> EXERCISE
Write out the listing exactly as it is given.

BEGIN DATA LISTING

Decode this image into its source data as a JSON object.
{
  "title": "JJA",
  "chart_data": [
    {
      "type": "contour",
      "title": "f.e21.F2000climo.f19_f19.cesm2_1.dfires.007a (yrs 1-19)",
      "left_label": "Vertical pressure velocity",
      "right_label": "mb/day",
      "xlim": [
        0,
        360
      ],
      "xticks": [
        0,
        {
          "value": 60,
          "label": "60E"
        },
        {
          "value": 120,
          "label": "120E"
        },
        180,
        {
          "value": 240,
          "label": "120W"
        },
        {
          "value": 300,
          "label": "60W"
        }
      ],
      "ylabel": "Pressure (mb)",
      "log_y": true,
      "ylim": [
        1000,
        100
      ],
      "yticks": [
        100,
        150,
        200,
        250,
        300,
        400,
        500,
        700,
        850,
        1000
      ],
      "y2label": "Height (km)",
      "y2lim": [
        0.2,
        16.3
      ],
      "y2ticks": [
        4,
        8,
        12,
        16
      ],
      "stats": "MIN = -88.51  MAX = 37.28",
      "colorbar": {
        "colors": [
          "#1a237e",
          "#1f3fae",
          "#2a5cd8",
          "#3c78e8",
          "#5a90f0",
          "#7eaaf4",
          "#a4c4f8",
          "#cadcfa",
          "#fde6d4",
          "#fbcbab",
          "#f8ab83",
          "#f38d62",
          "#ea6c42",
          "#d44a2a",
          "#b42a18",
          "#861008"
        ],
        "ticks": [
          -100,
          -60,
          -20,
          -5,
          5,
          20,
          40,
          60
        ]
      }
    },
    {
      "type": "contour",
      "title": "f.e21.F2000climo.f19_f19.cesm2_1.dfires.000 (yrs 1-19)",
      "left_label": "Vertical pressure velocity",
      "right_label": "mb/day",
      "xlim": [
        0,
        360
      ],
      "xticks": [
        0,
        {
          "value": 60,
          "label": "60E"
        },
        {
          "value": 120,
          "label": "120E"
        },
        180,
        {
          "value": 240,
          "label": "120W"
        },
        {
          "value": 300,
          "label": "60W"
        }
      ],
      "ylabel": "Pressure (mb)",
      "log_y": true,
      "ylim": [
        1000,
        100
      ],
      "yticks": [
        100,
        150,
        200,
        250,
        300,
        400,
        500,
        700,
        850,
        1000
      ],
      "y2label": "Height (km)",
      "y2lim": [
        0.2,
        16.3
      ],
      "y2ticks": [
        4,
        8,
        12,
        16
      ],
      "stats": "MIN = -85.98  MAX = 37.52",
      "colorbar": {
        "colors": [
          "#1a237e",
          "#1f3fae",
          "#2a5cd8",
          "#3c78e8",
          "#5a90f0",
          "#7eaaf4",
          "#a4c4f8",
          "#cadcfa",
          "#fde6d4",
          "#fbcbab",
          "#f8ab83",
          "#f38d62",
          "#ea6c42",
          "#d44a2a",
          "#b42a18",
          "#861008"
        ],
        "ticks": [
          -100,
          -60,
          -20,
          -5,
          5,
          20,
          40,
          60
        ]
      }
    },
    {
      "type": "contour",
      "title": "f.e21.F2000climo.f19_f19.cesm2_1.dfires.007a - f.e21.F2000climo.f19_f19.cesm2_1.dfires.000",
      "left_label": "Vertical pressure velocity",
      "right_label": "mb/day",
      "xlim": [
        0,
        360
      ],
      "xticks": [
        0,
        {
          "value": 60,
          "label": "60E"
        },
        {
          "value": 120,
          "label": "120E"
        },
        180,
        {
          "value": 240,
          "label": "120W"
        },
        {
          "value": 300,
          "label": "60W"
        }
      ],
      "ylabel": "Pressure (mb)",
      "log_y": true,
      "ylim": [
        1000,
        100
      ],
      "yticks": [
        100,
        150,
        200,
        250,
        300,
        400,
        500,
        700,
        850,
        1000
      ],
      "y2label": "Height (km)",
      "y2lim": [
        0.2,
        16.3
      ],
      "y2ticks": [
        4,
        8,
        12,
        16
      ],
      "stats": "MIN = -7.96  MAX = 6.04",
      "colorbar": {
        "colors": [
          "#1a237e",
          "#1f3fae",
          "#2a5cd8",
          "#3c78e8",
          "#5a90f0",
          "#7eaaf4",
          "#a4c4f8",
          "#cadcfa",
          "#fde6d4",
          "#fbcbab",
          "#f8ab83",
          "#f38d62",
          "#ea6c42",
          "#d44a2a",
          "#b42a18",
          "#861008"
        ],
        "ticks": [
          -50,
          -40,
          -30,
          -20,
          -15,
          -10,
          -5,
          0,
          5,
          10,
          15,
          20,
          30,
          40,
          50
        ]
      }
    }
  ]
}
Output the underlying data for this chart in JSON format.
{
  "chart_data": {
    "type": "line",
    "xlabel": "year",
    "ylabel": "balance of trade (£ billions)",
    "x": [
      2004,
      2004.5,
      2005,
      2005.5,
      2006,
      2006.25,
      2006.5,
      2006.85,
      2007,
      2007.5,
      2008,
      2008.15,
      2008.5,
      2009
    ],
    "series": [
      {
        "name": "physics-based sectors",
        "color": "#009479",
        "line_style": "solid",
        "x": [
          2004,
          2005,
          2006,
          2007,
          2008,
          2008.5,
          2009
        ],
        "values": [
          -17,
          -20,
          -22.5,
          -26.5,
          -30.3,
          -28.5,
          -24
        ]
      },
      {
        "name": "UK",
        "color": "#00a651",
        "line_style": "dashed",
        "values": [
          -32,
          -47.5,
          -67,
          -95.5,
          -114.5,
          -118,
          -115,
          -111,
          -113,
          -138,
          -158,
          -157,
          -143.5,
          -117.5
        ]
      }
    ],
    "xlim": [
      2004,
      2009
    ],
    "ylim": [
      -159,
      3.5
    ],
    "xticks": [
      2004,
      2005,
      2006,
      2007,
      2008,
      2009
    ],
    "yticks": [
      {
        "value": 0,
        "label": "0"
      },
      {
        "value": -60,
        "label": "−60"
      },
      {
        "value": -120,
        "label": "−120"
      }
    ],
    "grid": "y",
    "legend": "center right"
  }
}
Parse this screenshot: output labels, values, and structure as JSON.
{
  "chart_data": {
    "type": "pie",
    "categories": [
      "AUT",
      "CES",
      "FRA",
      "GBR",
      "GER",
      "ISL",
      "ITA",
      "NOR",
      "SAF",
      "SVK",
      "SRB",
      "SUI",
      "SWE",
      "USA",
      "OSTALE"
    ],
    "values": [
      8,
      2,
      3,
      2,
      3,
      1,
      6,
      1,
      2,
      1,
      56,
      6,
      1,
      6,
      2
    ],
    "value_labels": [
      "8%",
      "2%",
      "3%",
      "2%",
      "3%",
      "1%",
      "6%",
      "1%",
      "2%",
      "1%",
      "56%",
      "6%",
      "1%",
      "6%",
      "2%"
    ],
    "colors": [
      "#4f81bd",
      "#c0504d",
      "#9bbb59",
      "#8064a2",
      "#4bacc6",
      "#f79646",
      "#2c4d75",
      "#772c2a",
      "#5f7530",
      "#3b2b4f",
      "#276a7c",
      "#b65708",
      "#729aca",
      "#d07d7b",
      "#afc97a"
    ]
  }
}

END DATA LISTING

> TASK OUTPUT
Decode this image into its source data as a JSON object.
{
  "title": "JJA",
  "chart_data": [
    {
      "type": "contour",
      "title": "f.e21.F2000climo.f19_f19.cesm2_1.dfires.007a (yrs 1-19)",
      "left_label": "Vertical pressure velocity",
      "right_label": "mb/day",
      "xlim": [
        0,
        360
      ],
      "xticks": [
        0,
        {
          "value": 60,
          "label": "60E"
        },
        {
          "value": 120,
          "label": "120E"
        },
        180,
        {
          "value": 240,
          "label": "120W"
        },
        {
          "value": 300,
          "label": "60W"
        }
      ],
      "ylabel": "Pressure (mb)",
      "log_y": true,
      "ylim": [
        1000,
        100
      ],
      "yticks": [
        100,
        150,
        200,
        250,
        300,
        400,
        500,
        700,
        850,
        1000
      ],
      "y2label": "Height (km)",
      "y2lim": [
        0.2,
        16.3
      ],
      "y2ticks": [
        4,
        8,
        12,
        16
      ],
      "stats": "MIN = -88.51  MAX = 37.28",
      "colorbar": {
        "colors": [
          "#1a237e",
          "#1f3fae",
          "#2a5cd8",
          "#3c78e8",
          "#5a90f0",
          "#7eaaf4",
          "#a4c4f8",
          "#cadcfa",
          "#fde6d4",
          "#fbcbab",
          "#f8ab83",
          "#f38d62",
          "#ea6c42",
          "#d44a2a",
          "#b42a18",
          "#861008"
        ],
        "ticks": [
          -100,
          -60,
          -20,
          -5,
          5,
          20,
          40,
          60
        ]
      }
    },
    {
      "type": "contour",
      "title": "f.e21.F2000climo.f19_f19.cesm2_1.dfires.000 (yrs 1-19)",
      "left_label": "Vertical pressure velocity",
      "right_label": "mb/day",
      "xlim": [
        0,
        360
      ],
      "xticks": [
        0,
        {
          "value": 60,
          "label": "60E"
        },
        {
          "value": 120,
          "label": "120E"
        },
        180,
        {
          "value": 240,
          "label": "120W"
        },
        {
          "value": 300,
          "label": "60W"
        }
      ],
      "ylabel": "Pressure (mb)",
      "log_y": true,
      "ylim": [
        1000,
        100
      ],
      "yticks": [
        100,
        150,
        200,
        250,
        300,
        400,
        500,
        700,
        850,
        1000
      ],
      "y2label": "Height (km)",
      "y2lim": [
        0.2,
        16.3
      ],
      "y2ticks": [
        4,
        8,
        12,
        16
      ],
      "stats": "MIN = -85.98  MAX = 37.52",
      "colorbar": {
        "colors": [
          "#1a237e",
          "#1f3fae",
          "#2a5cd8",
          "#3c78e8",
          "#5a90f0",
          "#7eaaf4",
          "#a4c4f8",
          "#cadcfa",
          "#fde6d4",
          "#fbcbab",
          "#f8ab83",
          "#f38d62",
          "#ea6c42",
          "#d44a2a",
          "#b42a18",
          "#861008"
        ],
        "ticks": [
          -100,
          -60,
          -20,
          -5,
          5,
          20,
          40,
          60
        ]
      }
    },
    {
      "type": "contour",
      "title": "f.e21.F2000climo.f19_f19.cesm2_1.dfires.007a - f.e21.F2000climo.f19_f19.cesm2_1.dfires.000",
      "left_label": "Vertical pressure velocity",
      "right_label": "mb/day",
      "xlim": [
        0,
        360
      ],
      "xticks": [
        0,
        {
          "value": 60,
          "label": "60E"
        },
        {
          "value": 120,
          "label": "120E"
        },
        180,
        {
          "value": 240,
          "label": "120W"
        },
        {
          "value": 300,
          "label": "60W"
        }
      ],
      "ylabel": "Pressure (mb)",
      "log_y": true,
      "ylim": [
        1000,
        100
      ],
      "yticks": [
        100,
        150,
        200,
        250,
        300,
        400,
        500,
        700,
        850,
        1000
      ],
      "y2label": "Height (km)",
      "y2lim": [
        0.2,
        16.3
      ],
      "y2ticks": [
        4,
        8,
        12,
        16
      ],
      "stats": "MIN = -7.96  MAX = 6.04",
      "colorbar": {
        "colors": [
          "#1a237e",
          "#1f3fae",
          "#2a5cd8",
          "#3c78e8",
          "#5a90f0",
          "#7eaaf4",
          "#a4c4f8",
          "#cadcfa",
          "#fde6d4",
          "#fbcbab",
          "#f8ab83",
          "#f38d62",
          "#ea6c42",
          "#d44a2a",
          "#b42a18",
          "#861008"
        ],
        "ticks": [
          -50,
          -40,
          -30,
          -20,
          -15,
          -10,
          -5,
          0,
          5,
          10,
          15,
          20,
          30,
          40,
          50
        ]
      }
    }
  ]
}
Output the underlying data for this chart in JSON format.
{
  "chart_data": {
    "type": "line",
    "xlabel": "year",
    "ylabel": "balance of trade (£ billions)",
    "x": [
      2004,
      2004.5,
      2005,
      2005.5,
      2006,
      2006.25,
      2006.5,
      2006.85,
      2007,
      2007.5,
      2008,
      2008.15,
      2008.5,
      2009
    ],
    "series": [
      {
        "name": "physics-based sectors",
        "color": "#009479",
        "line_style": "solid",
        "x": [
          2004,
          2005,
          2006,
          2007,
          2008,
          2008.5,
          2009
        ],
        "values": [
          -17,
          -20,
          -22.5,
          -26.5,
          -30.3,
          -28.5,
          -24
        ]
      },
      {
        "name": "UK",
        "color": "#00a651",
        "line_style": "dashed",
        "values": [
          -32,
          -47.5,
          -67,
          -95.5,
          -114.5,
          -118,
          -115,
          -111,
          -113,
          -138,
          -158,
          -157,
          -143.5,
          -117.5
        ]
      }
    ],
    "xlim": [
      2004,
      2009
    ],
    "ylim": [
      -159,
      3.5
    ],
    "xticks": [
      2004,
      2005,
      2006,
      2007,
      2008,
      2009
    ],
    "yticks": [
      {
        "value": 0,
        "label": "0"
      },
      {
        "value": -60,
        "label": "−60"
      },
      {
        "value": -120,
        "label": "−120"
      }
    ],
    "grid": "y",
    "legend": "center right"
  }
}
Parse this screenshot: output labels, values, and structure as JSON.
{
  "chart_data": {
    "type": "pie",
    "categories": [
      "AUT",
      "CES",
      "FRA",
      "GBR",
      "GER",
      "ISL",
      "ITA",
      "NOR",
      "SAF",
      "SVK",
      "SRB",
      "SUI",
      "SWE",
      "USA",
      "OSTALE"
    ],
    "values": [
      8,
      2,
      3,
      2,
      3,
      1,
      6,
      1,
      2,
      1,
      56,
      6,
      1,
      6,
      2
    ],
    "value_labels": [
      "8%",
      "2%",
      "3%",
      "2%",
      "3%",
      "1%",
      "6%",
      "1%",
      "2%",
      "1%",
      "56%",
      "6%",
      "1%",
      "6%",
      "2%"
    ],
    "colors": [
      "#4f81bd",
      "#c0504d",
      "#9bbb59",
      "#8064a2",
      "#4bacc6",
      "#f79646",
      "#2c4d75",
      "#772c2a",
      "#5f7530",
      "#3b2b4f",
      "#276a7c",
      "#b65708",
      "#729aca",
      "#d07d7b",
      "#afc97a"
    ]
  }
}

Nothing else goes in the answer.